## Fragmento extraído
>>>
Cuando el ex presidiario iraquí Ibrahim
Awwad Ibrahim Ali al-Badri al-Samarrai, durante la jutba pronunciada desde el almimbar de la mezquita de Mosul el primer viernes de Ramadán del año 1435 de la Hégira (correspondiente al 12 de Julio del año 2014 d.C.) , se proclamó “Califa de los musulmanes” bajo el nombre de
Abu Bakr al-Bahgdadi, y anunció la
creación de un “Estado Islámico” entre los territorios de Siria e Irak, la soñada utopía del fundamentalismo islámico
contemporáneo, es decir, la creación de un Califato regido por una desquiciada interpretación
de la shari´a, parecía haberse cumplido de forma abrupta, saltándose los
tempos y la paulatina estrategia que la organización Al-Qa´ida, había
planteado durante décadas como necesaria para la consecución gradual del mismo
objetivo.
Y es que, pese a la insistencia
de los medios de comunicación en presentar al autoproclamado Estado Islámico o Daesh
(según su acrónimo peyorativo en lengua árabe) como un grupo terrorista particularmente
despiadado, con ideas y métodos medievales, lo cierto es que tanto
investigadores como periodistas sobre el terreno insisten en señalar que su prioridad es crear, en
efecto, un Estado asentado y efectivo,
aprovechándose del caos geopolítico reinante en Siria e Irak. Este objetivo se
manifiesta en el empeño puesto por sus cuadros dirigentes en habilitar una red
de servicios públicos básicos, recogida del zakat y administración del
gasto público, cuerpos de orden y represión (la famosa hisba),
atracción de nuevos y motivados residentes,
y en definitiva, estructuras propias de un Estado que pretende ser
eficiente y aspira a tener continuidad.
En este sentido, es conocida la
importancia que Daesh otorga a la dimensión estética y semiótica, clave en su
estrategia de atraer combatientes extranjeros, canalizada principalmente a través de su sofisticada productora Al Hayat Media Center. En este terreno, su empeño por
mostrar al mundo su solidez como Estado se traduce en la adopción de símbolos y
elementos definitorios de una comunidad política moderna, de entre los cuales
hay dos que son básicos y acompañan a cualquier Estado que se precie: una
bandera y un himno.
<<<
## Consigna escrita 1
Indica si cada afirmación concuerda con el fragmento sobre el Estado Islámico, respondiendo sí o no y citando literalmente las palabras del fragmento que lo determinan: (a) la proclamación del Califato se hizo en una mezquita de Mosul; (b) Al-Qa´ida había planteado una estrategia rápida para crear el Califato; (c) la productora principal de Daesh se llama Al Hayat Media Center.
## Consigna escrita 2
Según el fragmento sobre el Estado Islámico, ¿qué dos elementos son básicos y acompañan a cualquier Estado que se precie?
## Consigna escrita 3
Prosigue el fragmento sobre el Estado Islámico a partir de su última oración.

## Material proporcionado
>>>
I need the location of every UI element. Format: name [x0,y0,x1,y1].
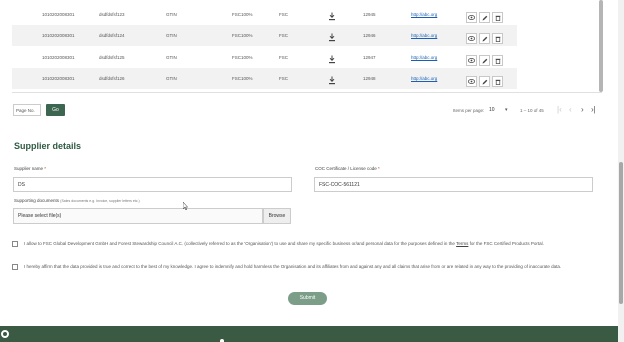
<<<
## Resultado 1
(a) Sí: "desde el almimbar de la mezquita de Mosul".
(b) No: "la paulatina estrategia que la organización Al-Qa´ida, había planteado durante décadas como necesaria para la consecución gradual del mismo objetivo".
(c) Sí: "canalizada principalmente a través de su sofisticada productora Al Hayat Media Center".

## Resultado 2
Una bandera y un himno.

## Resultado 3
La bandera de Daesh, que ondea
en las calles de su capital, Raqqa, en los edificios públicos, durante las múltiples
batallas y en todos sus vídeos propagandísticos, consta de un fondo negro sobre
el que, con grafía arcaizante, aparece escrita en letras blancas la primera
parte de la shahada: “La ilaha il-la allah”(“No hay más dios que
Dios”) . Más abajo, y sobre un círculo blanco delicadamente irregular, se puede leer la segunda parte de
la profesión de fe del islam tal y como figuraba en el sello que, según ciertos hadices, el Profeta Muhammad empleó durante su vida: “Muhammad
Rasul Allah” (“Muhammad es mensajero de Dios”), en este caso invirtiendo el
orden de las palabras (Allah-Rasul-Muhammad), detalle en absoluto baladí
que no
está exento de polémica.
Lo paradójico de la adopción de
estos símbolos, junto a otros muchos elementos de la estrategia de implantación
de Daesh (emisión de carnets y pasaportes, censos, boletín
oficial) , es que, siendo el autoproclamado Califato un proto-Estado
que en principio reniega de las categorías políticas occidentales, basa su
legitimidad y legislación en la palabra de Dios plasmada en el Corán, despreciando y destruyendo las fronteras establecidas por
el colonialismo, lo cierto es que, en
tanto producto contemporáneo, asume una serie de características y concepciones
de la nación emanadas de la Modernidad que son, a día de hoy, ineludibles. El
hecho de que los proclamados “enemigos de Occidente” tengan que asumir estas
categorías semióticas de origen inequívocamente occidental, no muestra sino el
fuerte grado de penetración de la globalización de corte eurocéntrico en la
concepción moderna de las comunidades políticas de cualquier ámbito.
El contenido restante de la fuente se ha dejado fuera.